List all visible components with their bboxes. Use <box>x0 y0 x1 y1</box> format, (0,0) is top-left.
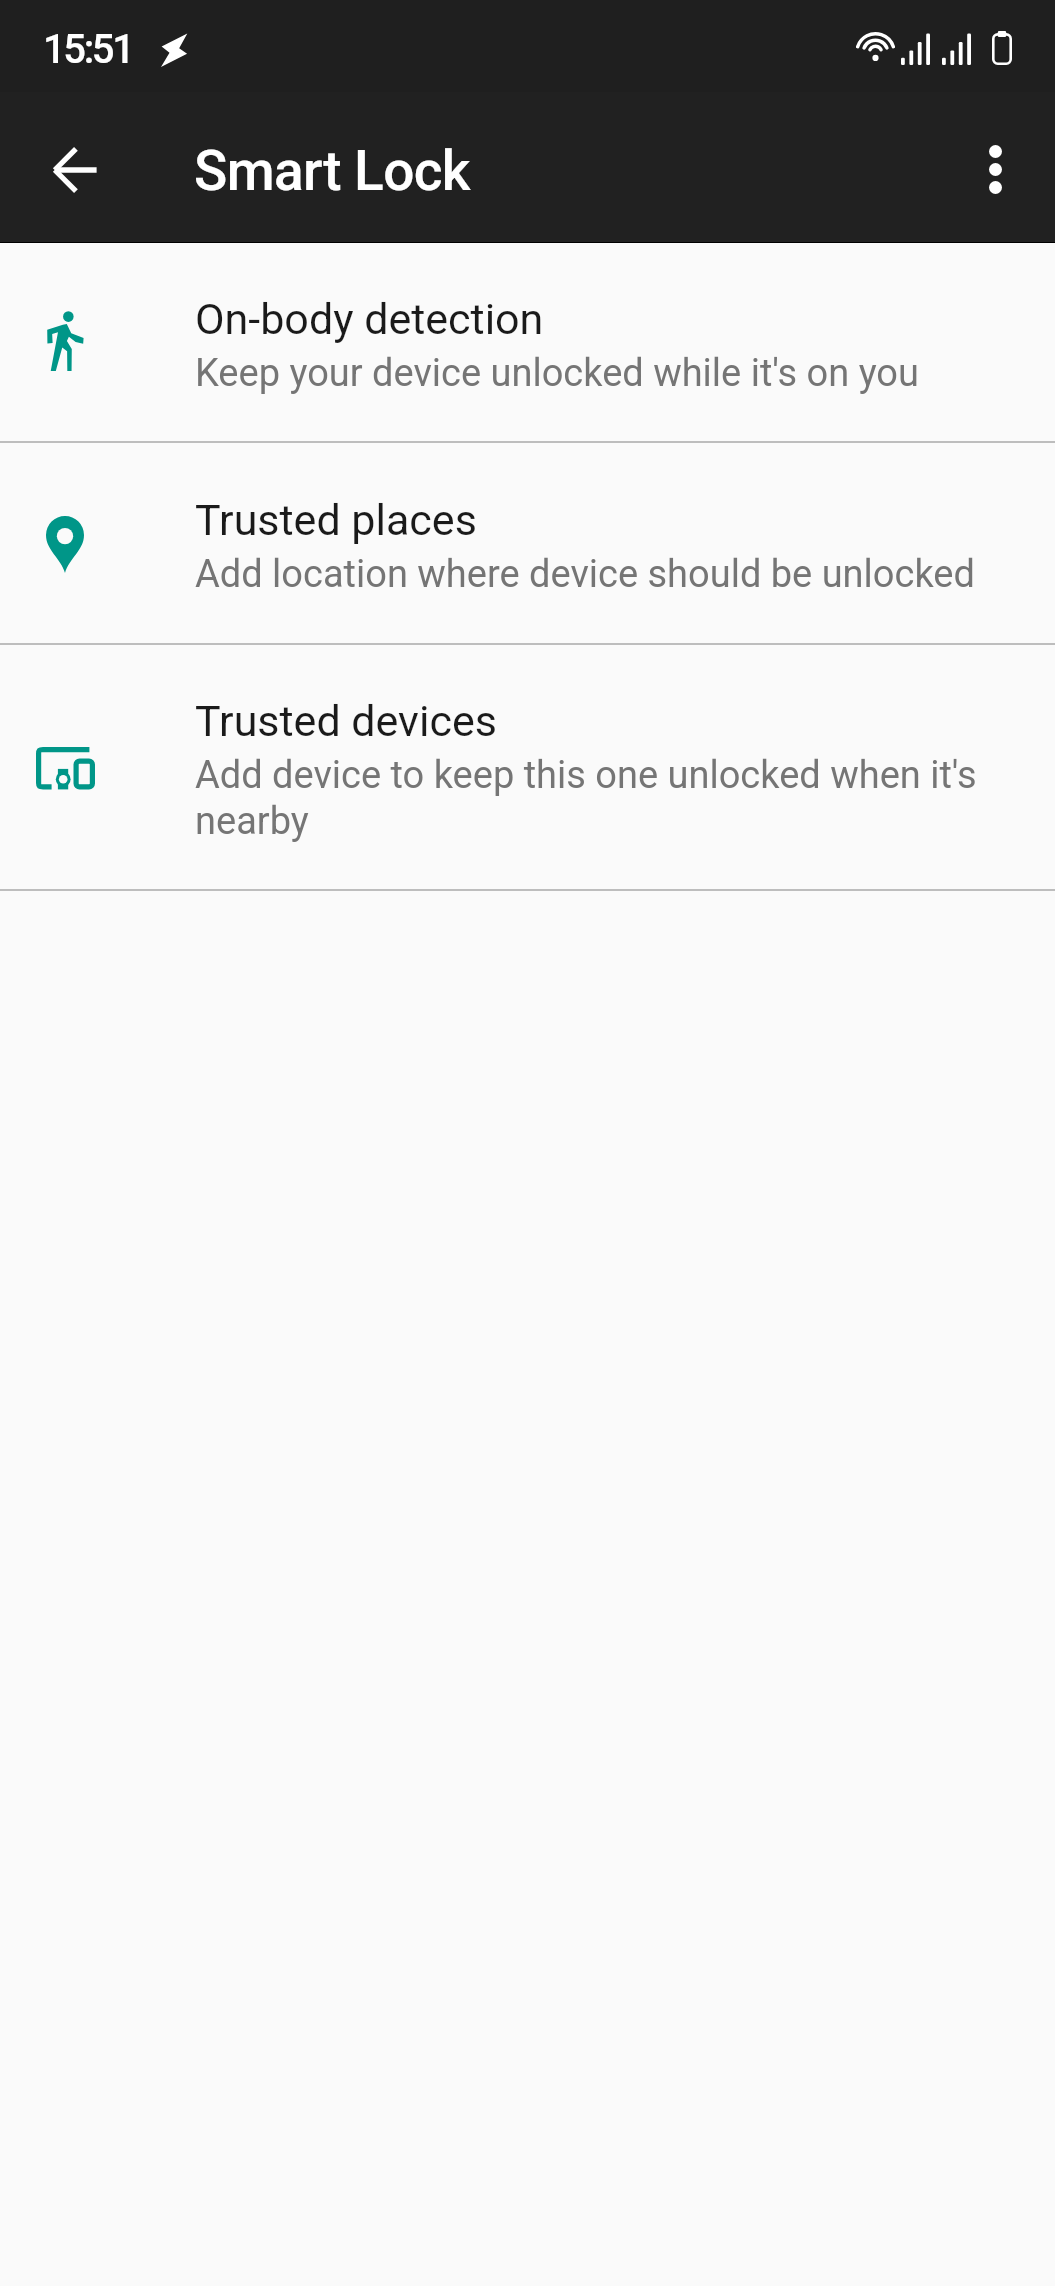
staticText: On-body detection <box>195 293 544 345</box>
staticText: 15:51 <box>43 26 133 73</box>
staticText: Keep your device unlocked while it's on … <box>195 350 919 396</box>
staticText: Trusted devices <box>195 695 497 747</box>
button[interactable]: On-body detection <box>0 243 1055 441</box>
button[interactable]: More options <box>951 125 1039 213</box>
staticText: Add device to keep this one unlocked whe… <box>195 752 1013 844</box>
button[interactable]: Back <box>31 126 119 214</box>
staticText: Trusted places <box>195 494 477 546</box>
button[interactable]: Trusted places <box>0 443 1055 643</box>
staticText: Add location where device should be unlo… <box>195 551 975 597</box>
staticText: Smart Lock <box>194 139 470 203</box>
button[interactable]: Trusted devices <box>0 645 1055 889</box>
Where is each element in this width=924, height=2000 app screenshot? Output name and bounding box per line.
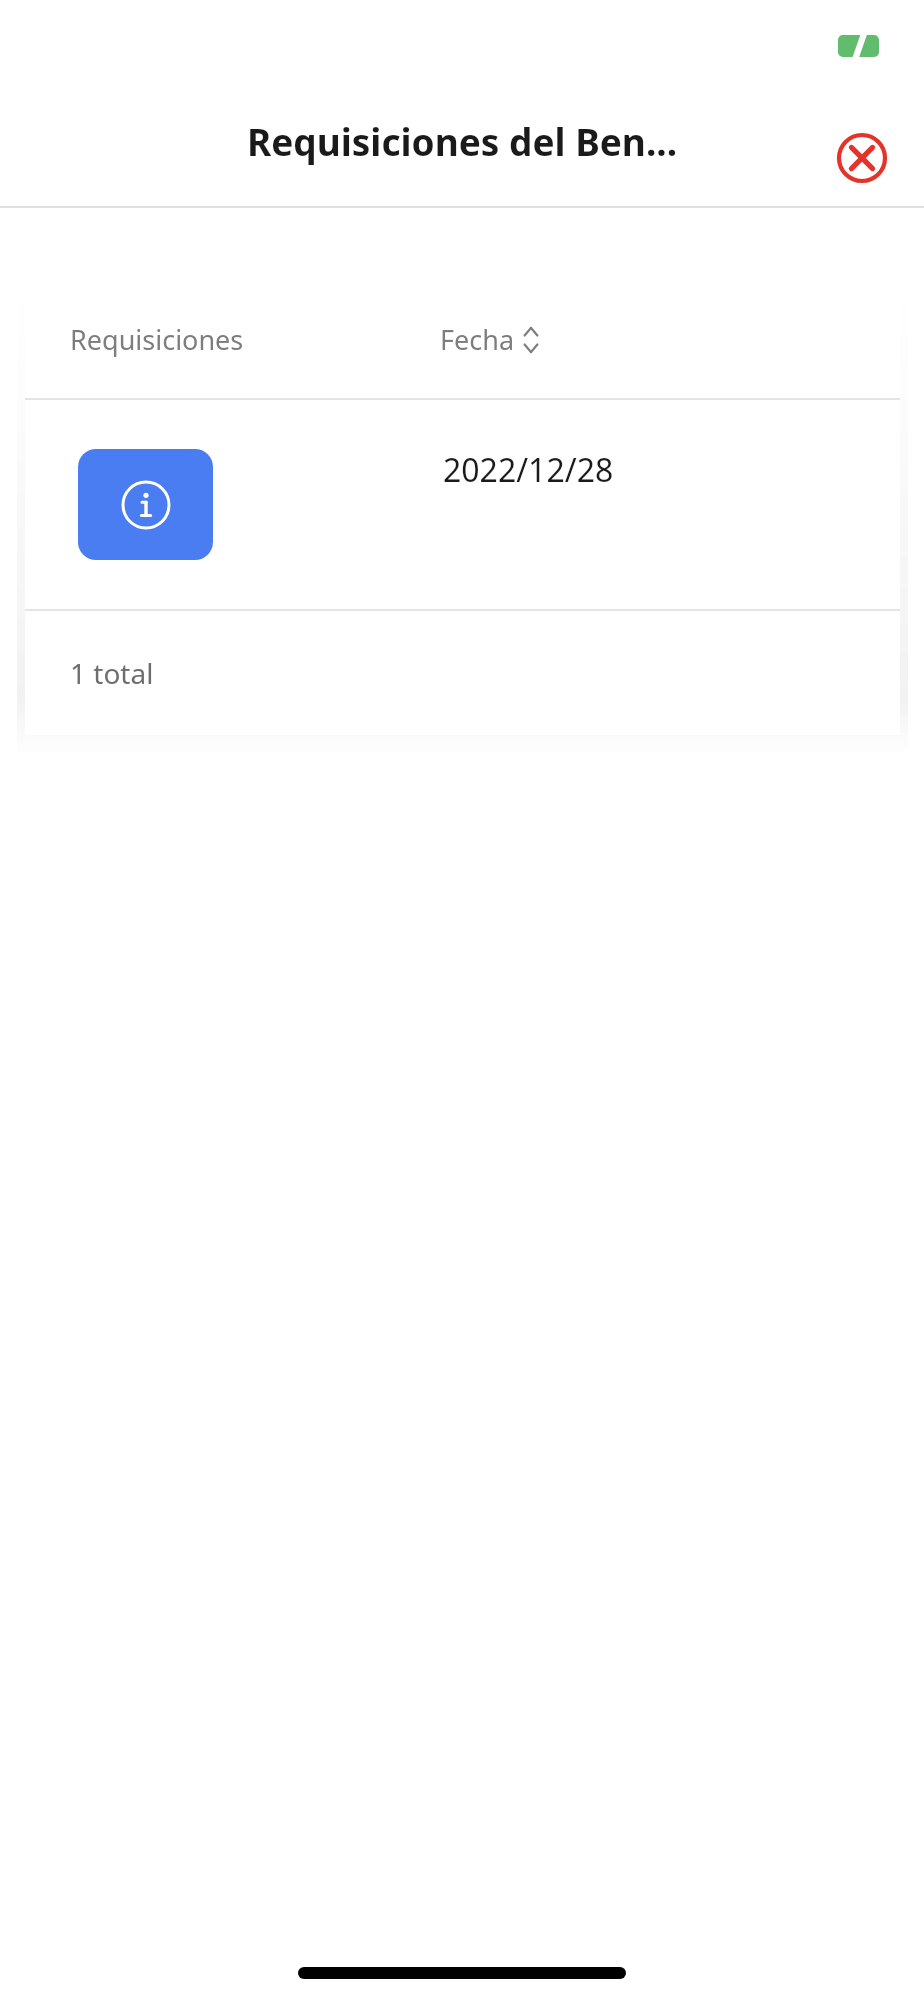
button[interactable]: Información: [25, 400, 900, 609]
staticText: Fecha: [440, 321, 515, 358]
button[interactable]: Close: [834, 130, 890, 186]
button[interactable]: Fecha: [440, 321, 539, 358]
button[interactable]: Información: [78, 449, 213, 560]
staticText: 2022/12/28: [443, 448, 614, 492]
other: Charging: [838, 35, 879, 57]
staticText: Requisiciones: [70, 321, 244, 358]
staticText: 1 total: [70, 654, 154, 692]
staticText: Requisiciones del Ben...: [0, 116, 924, 166]
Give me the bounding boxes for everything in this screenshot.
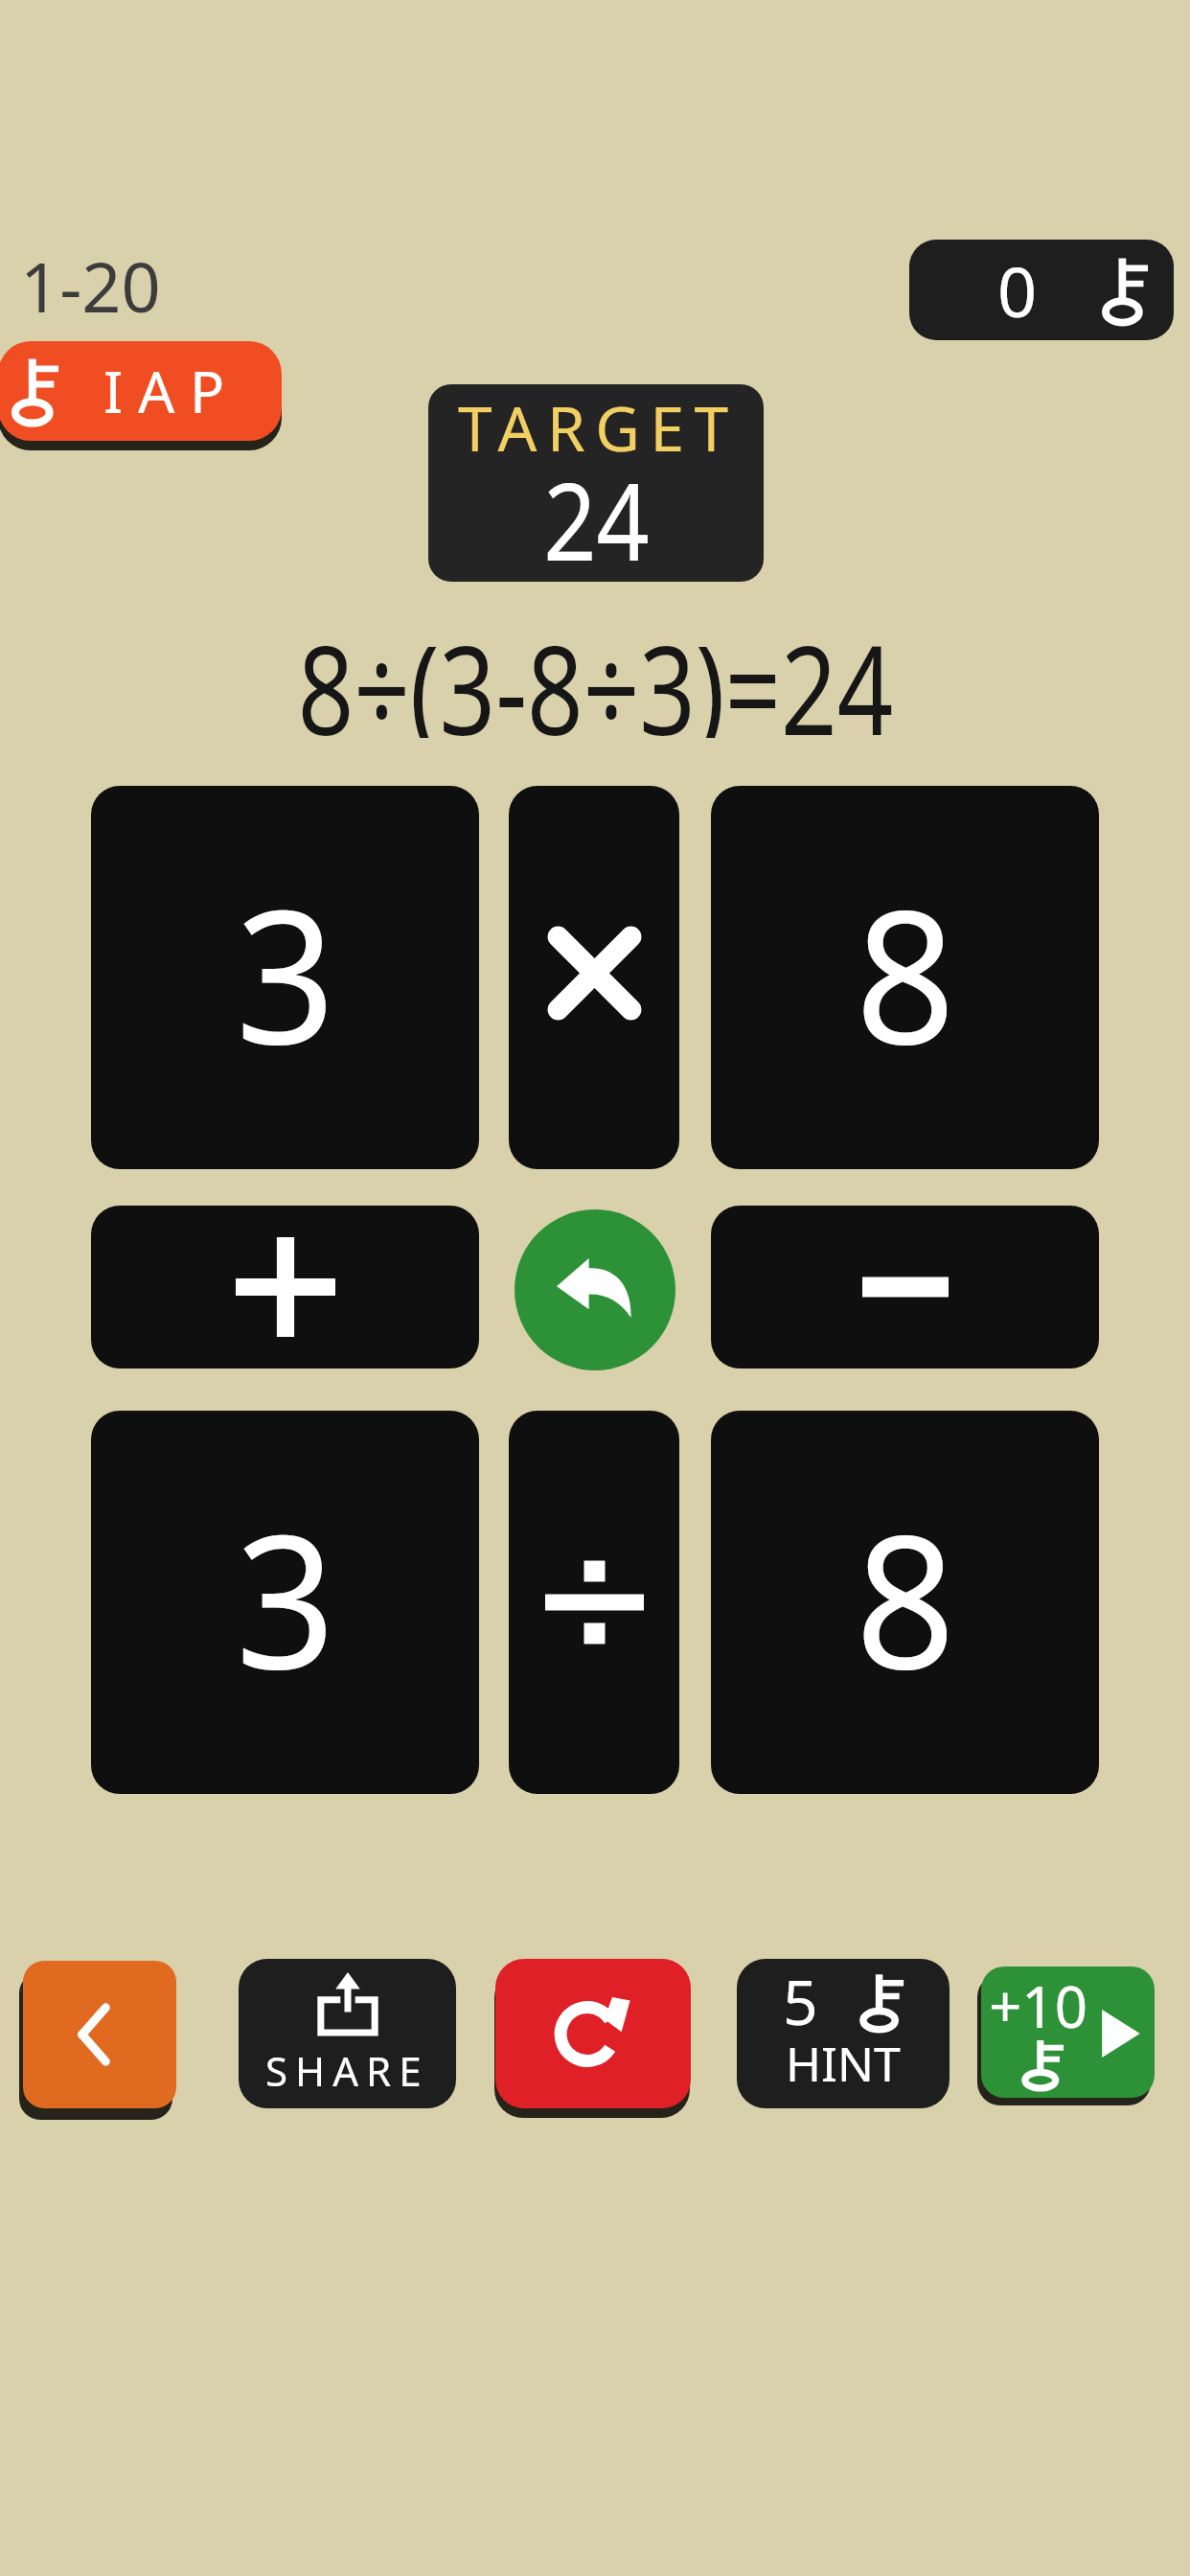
button[interactable] — [509, 1411, 679, 1794]
staticText: TARGET — [458, 386, 739, 470]
button[interactable] — [23, 1961, 176, 2108]
button[interactable]: +10 — [981, 1966, 1155, 2098]
button[interactable]: I A P — [0, 341, 282, 441]
button[interactable] — [509, 786, 679, 1169]
button[interactable]: SHARE — [239, 1959, 456, 2108]
button[interactable]: 3 — [91, 786, 479, 1169]
button[interactable] — [515, 1209, 675, 1370]
staticText: 1-20 — [20, 239, 161, 333]
staticText: SHARE — [265, 2043, 429, 2098]
button[interactable]: 5 — [737, 1959, 950, 2108]
button[interactable] — [495, 1959, 691, 2108]
staticText: 5 — [783, 1960, 818, 2043]
staticText: 0 — [997, 243, 1038, 337]
staticText: 24 — [544, 447, 649, 591]
staticText: 8 — [855, 847, 956, 1098]
staticText: 8 — [855, 1472, 956, 1723]
staticText: HINT — [786, 2031, 901, 2096]
button[interactable]: 0 — [909, 240, 1174, 340]
button[interactable]: 8 — [711, 1411, 1099, 1794]
button[interactable]: 3 — [91, 1411, 479, 1794]
staticText: 8÷(3-8÷3)=24 — [298, 604, 893, 738]
button[interactable] — [91, 1206, 479, 1368]
staticText: I A P — [103, 352, 225, 430]
button[interactable] — [711, 1206, 1099, 1368]
staticText: 3 — [236, 1472, 336, 1723]
staticText: 3 — [236, 847, 336, 1098]
button[interactable]: 8 — [711, 786, 1099, 1169]
staticText: +10 — [989, 1966, 1087, 2045]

* Challenge
Reproduce every line above verbatim, omitting the picture lines.

* Complete output
List all visible components with their bboxes. Use <box>x0 y0 x1 y1</box> format, (0,0) is top-left.
staticText: On-body detection <box>195 293 544 345</box>
staticText: 15:51 <box>43 26 133 73</box>
staticText: Keep your device unlocked while it's on … <box>195 350 919 396</box>
staticText: Trusted devices <box>195 695 497 747</box>
button[interactable]: On-body detection <box>0 243 1055 441</box>
button[interactable]: More options <box>951 125 1039 213</box>
staticText: Add device to keep this one unlocked whe… <box>195 752 1013 844</box>
button[interactable]: Back <box>31 126 119 214</box>
staticText: Trusted places <box>195 494 477 546</box>
button[interactable]: Trusted places <box>0 443 1055 643</box>
staticText: Add location where device should be unlo… <box>195 551 975 597</box>
staticText: Smart Lock <box>194 139 470 203</box>
button[interactable]: Trusted devices <box>0 645 1055 889</box>
Where is each element in this width=924, height=2000 app screenshot? Output name and bounding box per line.
button[interactable]: Información: [25, 400, 900, 609]
staticText: Fecha: [440, 321, 515, 358]
button[interactable]: Close: [834, 130, 890, 186]
button[interactable]: Fecha: [440, 321, 539, 358]
button[interactable]: Información: [78, 449, 213, 560]
staticText: 2022/12/28: [443, 448, 614, 492]
other: Charging: [838, 35, 879, 57]
staticText: Requisiciones: [70, 321, 244, 358]
staticText: 1 total: [70, 654, 154, 692]
staticText: Requisiciones del Ben...: [0, 116, 924, 166]
Give me the bounding boxes for everything in this screenshot.
button[interactable] — [509, 1411, 679, 1794]
staticText: TARGET — [458, 386, 739, 470]
button[interactable] — [23, 1961, 176, 2108]
button[interactable]: +10 — [981, 1966, 1155, 2098]
button[interactable]: I A P — [0, 341, 282, 441]
button[interactable] — [509, 786, 679, 1169]
button[interactable]: SHARE — [239, 1959, 456, 2108]
button[interactable]: 3 — [91, 786, 479, 1169]
button[interactable] — [515, 1209, 675, 1370]
staticText: 1-20 — [20, 239, 161, 333]
staticText: SHARE — [265, 2043, 429, 2098]
button[interactable]: 5 — [737, 1959, 950, 2108]
button[interactable] — [495, 1959, 691, 2108]
staticText: 5 — [783, 1960, 818, 2043]
staticText: 0 — [997, 243, 1038, 337]
staticText: 24 — [544, 447, 649, 591]
staticText: 8 — [855, 847, 956, 1098]
staticText: 8 — [855, 1472, 956, 1723]
staticText: HINT — [786, 2031, 901, 2096]
button[interactable]: 0 — [909, 240, 1174, 340]
button[interactable]: 8 — [711, 1411, 1099, 1794]
button[interactable]: 3 — [91, 1411, 479, 1794]
staticText: 8÷(3-8÷3)=24 — [298, 604, 893, 738]
button[interactable] — [91, 1206, 479, 1368]
staticText: I A P — [103, 352, 225, 430]
button[interactable] — [711, 1206, 1099, 1368]
staticText: 3 — [236, 1472, 336, 1723]
staticText: 3 — [236, 847, 336, 1098]
button[interactable]: 8 — [711, 786, 1099, 1169]
staticText: +10 — [989, 1966, 1087, 2045]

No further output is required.